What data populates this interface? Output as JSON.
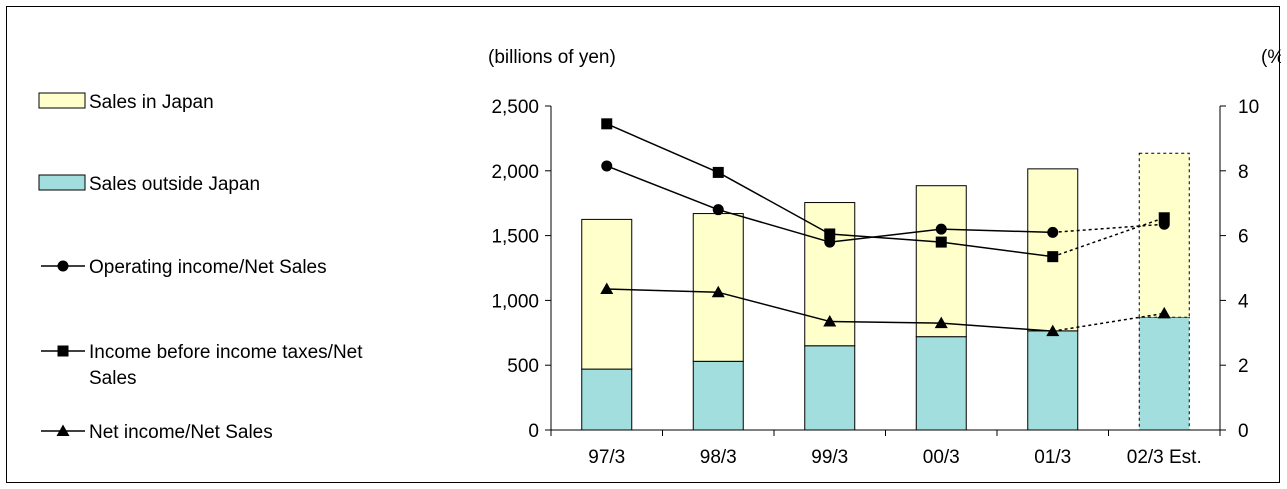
{
  "chart_data": {
    "type": "bar",
    "stacked": true,
    "categories": [
      "97/3",
      "98/3",
      "99/3",
      "00/3",
      "01/3",
      "02/3 Est."
    ],
    "estimated_category": "02/3 Est.",
    "left_axis": {
      "label": "(billions of yen)",
      "ylim": [
        0,
        2500
      ],
      "ticks": [
        0,
        500,
        1000,
        1500,
        2000,
        2500
      ],
      "tick_labels": [
        "0",
        "500",
        "1,000",
        "1,500",
        "2,000",
        "2,500"
      ]
    },
    "right_axis": {
      "label": "(%)",
      "ylim": [
        0,
        10
      ],
      "ticks": [
        0,
        2,
        4,
        6,
        8,
        10
      ],
      "tick_labels": [
        "0",
        "2",
        "4",
        "6",
        "8",
        "10"
      ]
    },
    "bar_series": [
      {
        "name": "Sales outside Japan",
        "color": "#a3dede",
        "values": [
          470,
          530,
          650,
          720,
          765,
          870
        ]
      },
      {
        "name": "Sales in Japan",
        "color": "#ffffcc",
        "values": [
          1155,
          1140,
          1105,
          1165,
          1250,
          1265
        ]
      }
    ],
    "line_series": [
      {
        "name": "Operating income/Net Sales",
        "marker": "circle",
        "values": [
          8.15,
          6.8,
          5.8,
          6.2,
          6.1,
          6.35
        ]
      },
      {
        "name": "Income before income taxes/Net Sales",
        "marker": "square",
        "values": [
          9.45,
          7.95,
          6.05,
          5.8,
          5.35,
          6.55
        ]
      },
      {
        "name": "Net income/Net Sales",
        "marker": "triangle",
        "values": [
          4.35,
          4.25,
          3.35,
          3.3,
          3.05,
          3.6
        ]
      }
    ],
    "legend": {
      "placement": "left",
      "items": [
        {
          "label": "Sales in Japan",
          "kind": "box",
          "color": "#ffffcc"
        },
        {
          "label": "Sales outside Japan",
          "kind": "box",
          "color": "#a3dede"
        },
        {
          "label": "Operating income/Net Sales",
          "kind": "line",
          "marker": "circle"
        },
        {
          "label": "Income before income taxes/Net Sales",
          "label_lines": [
            "Income before income taxes/Net",
            "Sales"
          ],
          "kind": "line",
          "marker": "square"
        },
        {
          "label": "Net income/Net Sales",
          "kind": "line",
          "marker": "triangle"
        }
      ]
    },
    "grid": false
  }
}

● ● ● ●

:: What this task involves ::
Print each entry shown above with exact wording and no pictures.

:: Answer below ::
What data populates this interface? Output as JSON.
{
  "chart_data": {
    "type": "bar",
    "stacked": true,
    "categories": [
      "97/3",
      "98/3",
      "99/3",
      "00/3",
      "01/3",
      "02/3 Est."
    ],
    "estimated_category": "02/3 Est.",
    "left_axis": {
      "label": "(billions of yen)",
      "ylim": [
        0,
        2500
      ],
      "ticks": [
        0,
        500,
        1000,
        1500,
        2000,
        2500
      ],
      "tick_labels": [
        "0",
        "500",
        "1,000",
        "1,500",
        "2,000",
        "2,500"
      ]
    },
    "right_axis": {
      "label": "(%)",
      "ylim": [
        0,
        10
      ],
      "ticks": [
        0,
        2,
        4,
        6,
        8,
        10
      ],
      "tick_labels": [
        "0",
        "2",
        "4",
        "6",
        "8",
        "10"
      ]
    },
    "bar_series": [
      {
        "name": "Sales outside Japan",
        "color": "#a3dede",
        "values": [
          470,
          530,
          650,
          720,
          765,
          870
        ]
      },
      {
        "name": "Sales in Japan",
        "color": "#ffffcc",
        "values": [
          1155,
          1140,
          1105,
          1165,
          1250,
          1265
        ]
      }
    ],
    "line_series": [
      {
        "name": "Operating income/Net Sales",
        "marker": "circle",
        "values": [
          8.15,
          6.8,
          5.8,
          6.2,
          6.1,
          6.35
        ]
      },
      {
        "name": "Income before income taxes/Net Sales",
        "marker": "square",
        "values": [
          9.45,
          7.95,
          6.05,
          5.8,
          5.35,
          6.55
        ]
      },
      {
        "name": "Net income/Net Sales",
        "marker": "triangle",
        "values": [
          4.35,
          4.25,
          3.35,
          3.3,
          3.05,
          3.6
        ]
      }
    ],
    "legend": {
      "placement": "left",
      "items": [
        {
          "label": "Sales in Japan",
          "kind": "box",
          "color": "#ffffcc"
        },
        {
          "label": "Sales outside Japan",
          "kind": "box",
          "color": "#a3dede"
        },
        {
          "label": "Operating income/Net Sales",
          "kind": "line",
          "marker": "circle"
        },
        {
          "label": "Income before income taxes/Net Sales",
          "label_lines": [
            "Income before income taxes/Net",
            "Sales"
          ],
          "kind": "line",
          "marker": "square"
        },
        {
          "label": "Net income/Net Sales",
          "kind": "line",
          "marker": "triangle"
        }
      ]
    },
    "grid": false
  }
}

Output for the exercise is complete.